> **What you should do**:
Provide the number of lines containing the word "this", and nothing else.

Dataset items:
::::::::::

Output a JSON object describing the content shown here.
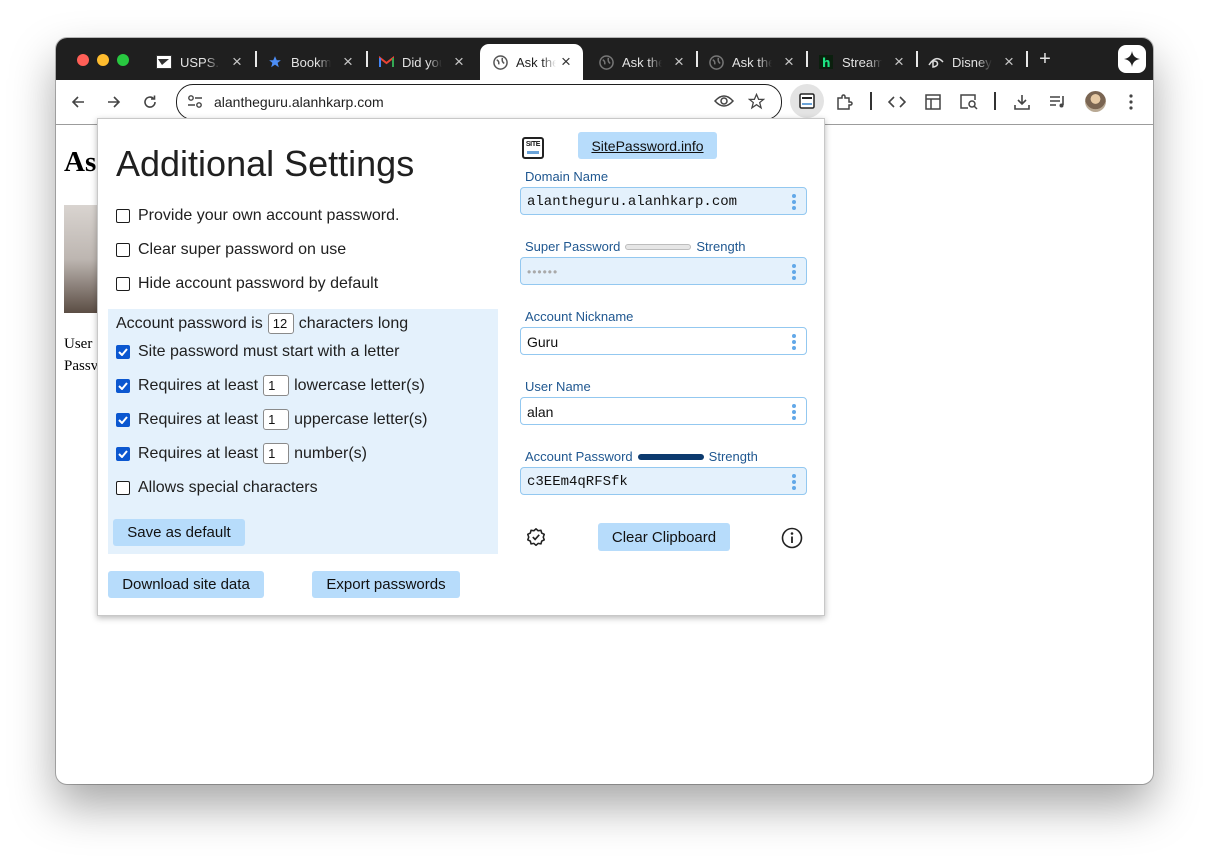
{
  "browser": {
    "tabs": [
      {
        "title": "USPS.c",
        "icon": "usps-eagle-icon"
      },
      {
        "title": "Bookm",
        "icon": "star-icon"
      },
      {
        "title": "Did you",
        "icon": "gmail-icon"
      },
      {
        "title": "Ask the",
        "icon": "globe-icon",
        "active": true
      },
      {
        "title": "Ask the",
        "icon": "globe-icon"
      },
      {
        "title": "Ask the",
        "icon": "globe-icon"
      },
      {
        "title": "Stream",
        "icon": "hulu-icon"
      },
      {
        "title": "Disney",
        "icon": "disney-icon"
      }
    ],
    "url": "alantheguru.alanhkarp.com"
  },
  "page": {
    "heading": "As",
    "line1": "User",
    "line2": "Passv"
  },
  "popup": {
    "title": "Additional Settings",
    "options": {
      "own_password": "Provide your own account password.",
      "clear_super": "Clear super password on use",
      "hide_password": "Hide account password by default"
    },
    "rules": {
      "length_prefix": "Account password is",
      "length_value": "12",
      "length_suffix": "characters long",
      "start_letter": "Site password must start with a letter",
      "requires_prefix": "Requires at least",
      "lower_count": "1",
      "lower_suffix": "lowercase letter(s)",
      "upper_count": "1",
      "upper_suffix": "uppercase letter(s)",
      "number_count": "1",
      "number_suffix": "number(s)",
      "special": "Allows special characters",
      "save_default": "Save as default"
    },
    "download_button": "Download site data",
    "export_button": "Export passwords",
    "logo_text": "SITE",
    "site_link": "SitePassword.info",
    "fields": {
      "domain_label": "Domain Name",
      "domain_value": "alantheguru.alanhkarp.com",
      "super_label": "Super Password",
      "super_value": "••••••",
      "strength_label": "Strength",
      "nickname_label": "Account Nickname",
      "nickname_value": "Guru",
      "username_label": "User Name",
      "username_value": "alan",
      "account_pw_label": "Account Password",
      "account_pw_value": "c3EEm4qRFSfk"
    },
    "clear_clipboard": "Clear Clipboard"
  },
  "colors": {
    "accent_button": "#b7dcfb",
    "settings_panel": "#e4f1fc",
    "label_blue": "#1f5790",
    "checkbox_blue": "#0b57d0",
    "strength_strong": "#0c3a6e"
  }
}
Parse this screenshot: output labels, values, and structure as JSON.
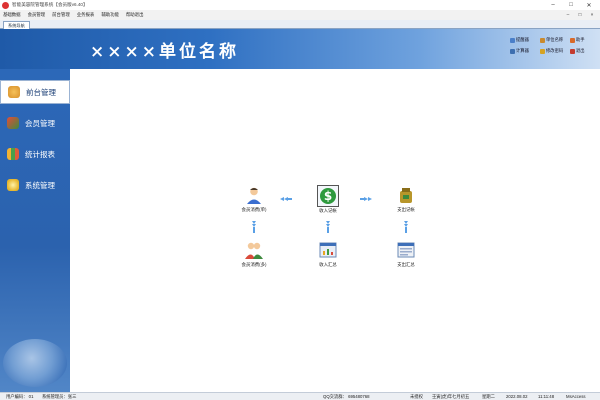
{
  "window": {
    "title": "智能美容院管理系统【会员版v6.40】",
    "minimize": "–",
    "maximize": "□",
    "close": "✕"
  },
  "menu": {
    "items": [
      "基础数据",
      "会员管理",
      "前台管理",
      "业务报表",
      "辅助功能",
      "帮助退出"
    ],
    "mdi_buttons": [
      "–",
      "□",
      "×"
    ]
  },
  "tab": {
    "label": "系统导航"
  },
  "header": {
    "unit_name": "××××单位名称",
    "tools": [
      {
        "label": "提醒器",
        "icon": "reminder-icon",
        "color": "#4a7fc9"
      },
      {
        "label": "单位名称",
        "icon": "unit-name-icon",
        "color": "#c98a2e"
      },
      {
        "label": "助手",
        "icon": "assistant-icon",
        "color": "#d86a2a"
      },
      {
        "label": "计算器",
        "icon": "calculator-icon",
        "color": "#3d6fb0"
      },
      {
        "label": "修改密码",
        "icon": "key-icon",
        "color": "#d6a323"
      },
      {
        "label": "退出",
        "icon": "exit-icon",
        "color": "#c43b2f"
      }
    ]
  },
  "sidebar": {
    "items": [
      {
        "label": "前台管理",
        "icon": "front-desk-icon",
        "active": true
      },
      {
        "label": "会员管理",
        "icon": "members-icon",
        "active": false
      },
      {
        "label": "统计报表",
        "icon": "stats-icon",
        "active": false
      },
      {
        "label": "系统管理",
        "icon": "gear-icon",
        "active": false
      }
    ]
  },
  "flow": {
    "member_expense_single": "会员消费(单)",
    "income_register": "收入记帐",
    "expense_register": "支出记帐",
    "member_expense_multi": "会员消费(多)",
    "income_summary": "收入汇总",
    "expense_summary": "支出汇总"
  },
  "status": {
    "user_code": "用户编码：  01",
    "system_admin": "系统管理员：张三",
    "qq_group": "QQ交流群：  695480768",
    "license": "未授权",
    "date_lunar": "壬寅(虎)年七月初五",
    "weekday": "星期二",
    "date": "2022.08.02",
    "time": "11:11:48",
    "db": "MsAccess"
  },
  "colors": {
    "header_start": "#1f5aa8",
    "sidebar": "#2c68b8",
    "accent_green": "#2e9a3e",
    "arrow_blue": "#5aa0e6"
  }
}
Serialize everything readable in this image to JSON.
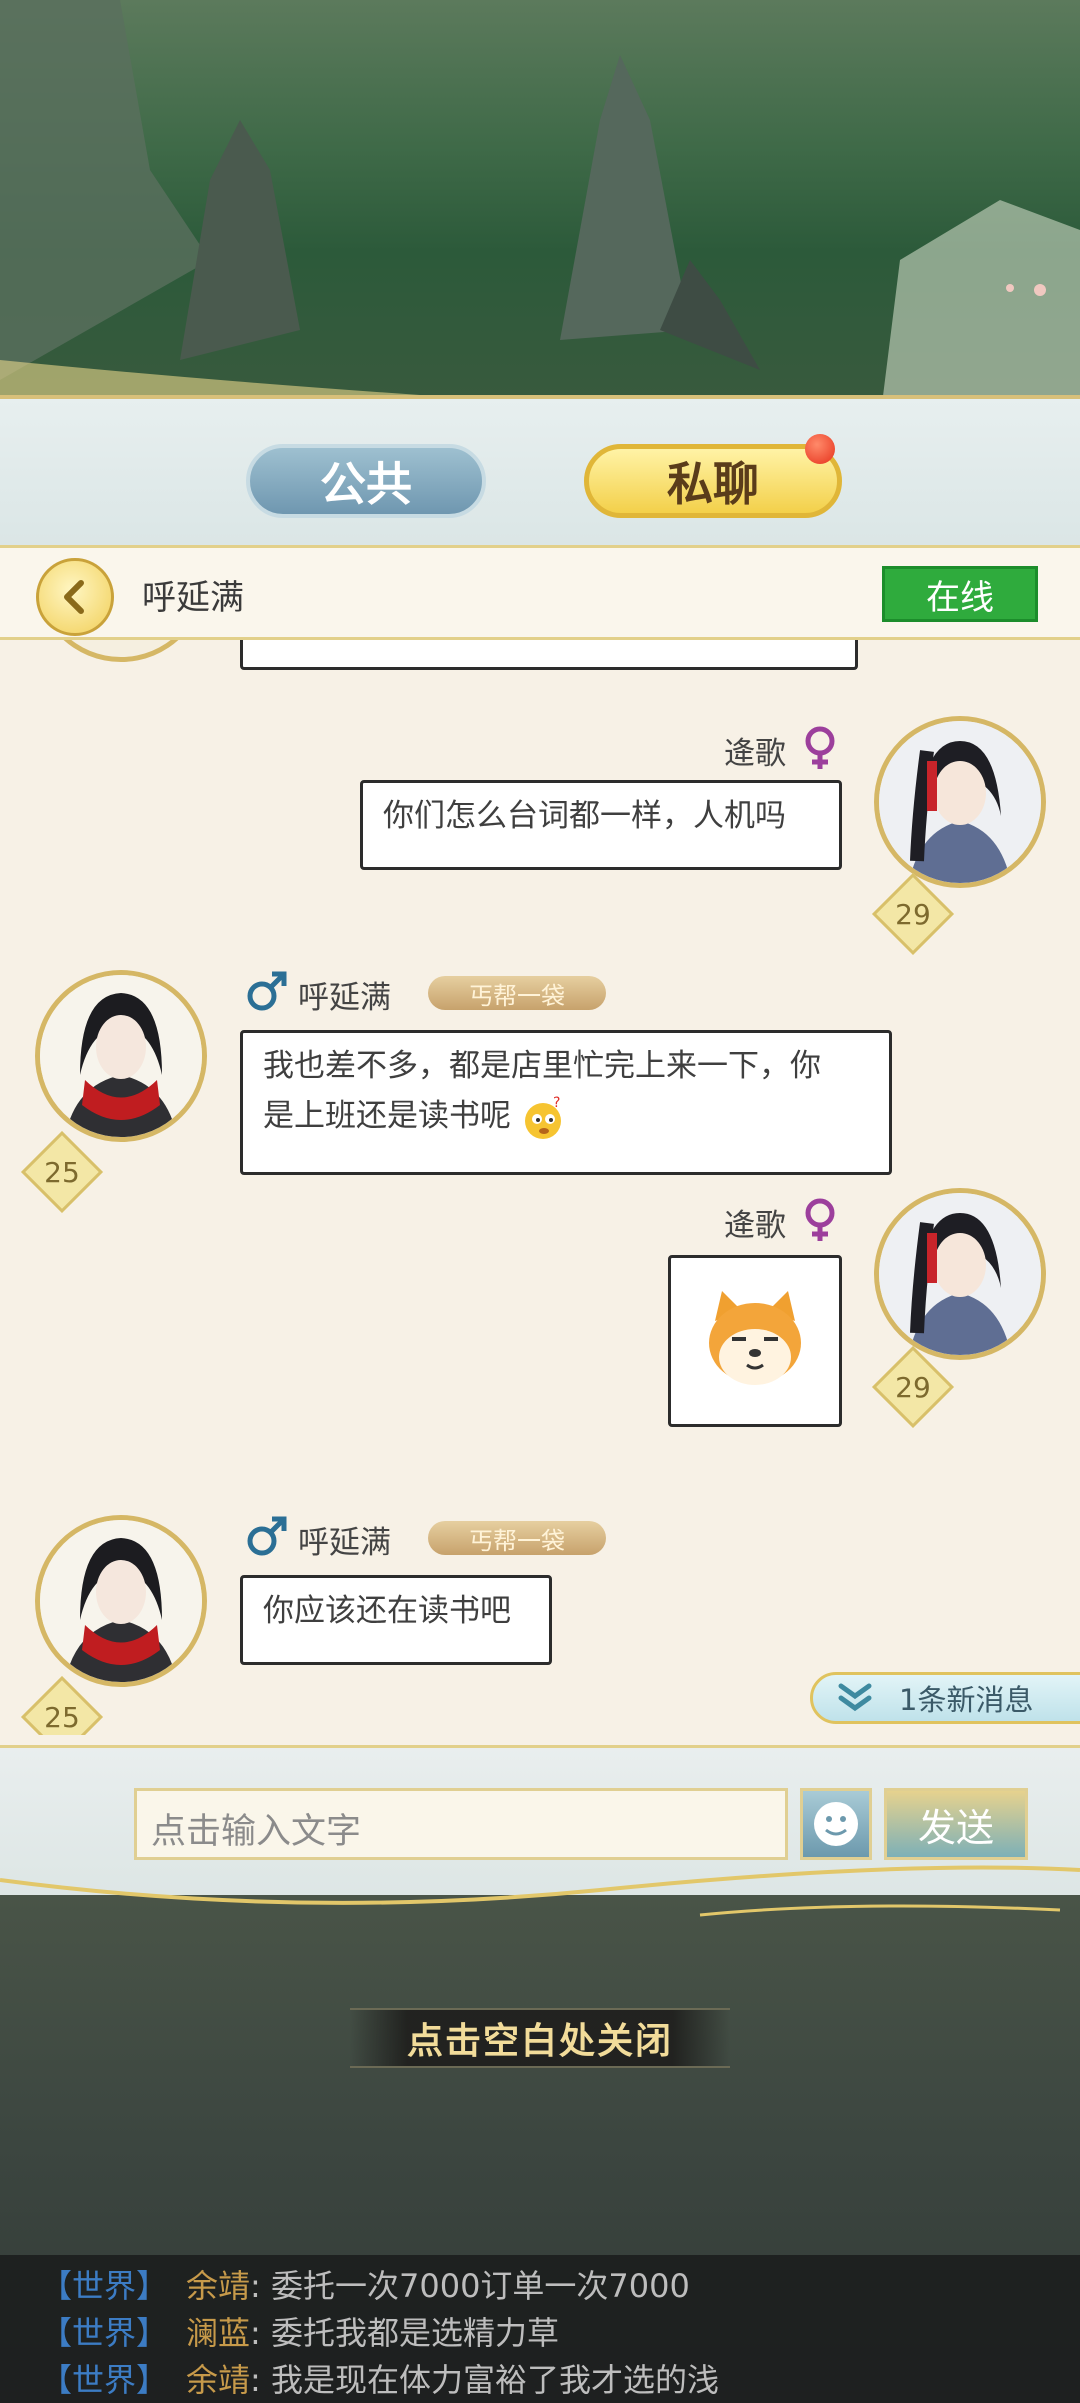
{
  "tabs": {
    "public": "公共",
    "private": "私聊"
  },
  "conversation": {
    "name": "呼延满",
    "status": "在线"
  },
  "messages": [
    {
      "side": "right",
      "sender": "逄歌",
      "gender": "female",
      "level": "29",
      "text": "你们怎么台词都一样，人机吗"
    },
    {
      "side": "left",
      "sender": "呼延满",
      "gender": "male",
      "level": "25",
      "guild": "丐帮一袋",
      "text_line1": "我也差不多，都是店里忙完上来一下，你",
      "text_line2": "是上班还是读书呢"
    },
    {
      "side": "right",
      "sender": "逄歌",
      "gender": "female",
      "level": "29",
      "sticker": "shiba-dog-sticker"
    },
    {
      "side": "left",
      "sender": "呼延满",
      "gender": "male",
      "level": "25",
      "guild": "丐帮一袋",
      "text": "你应该还在读书吧"
    }
  ],
  "new_messages": "1条新消息",
  "input": {
    "placeholder": "点击输入文字",
    "send": "发送"
  },
  "close_hint": "点击空白处关闭",
  "world_chat": [
    {
      "tag": "【世界】",
      "name": "余靖",
      "text": "委托一次7000订单一次7000"
    },
    {
      "tag": "【世界】",
      "name": "澜蓝",
      "text": "委托我都是选精力草"
    },
    {
      "tag": "【世界】",
      "name": "余靖",
      "text": "我是现在体力富裕了我才选的浅"
    }
  ],
  "colors": {
    "online": "#2fab3d",
    "female": "#9c3f9c",
    "male": "#2b6f95",
    "world_tag": "#3c7cc4"
  }
}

::::::::::

> **Solved exercise**:
2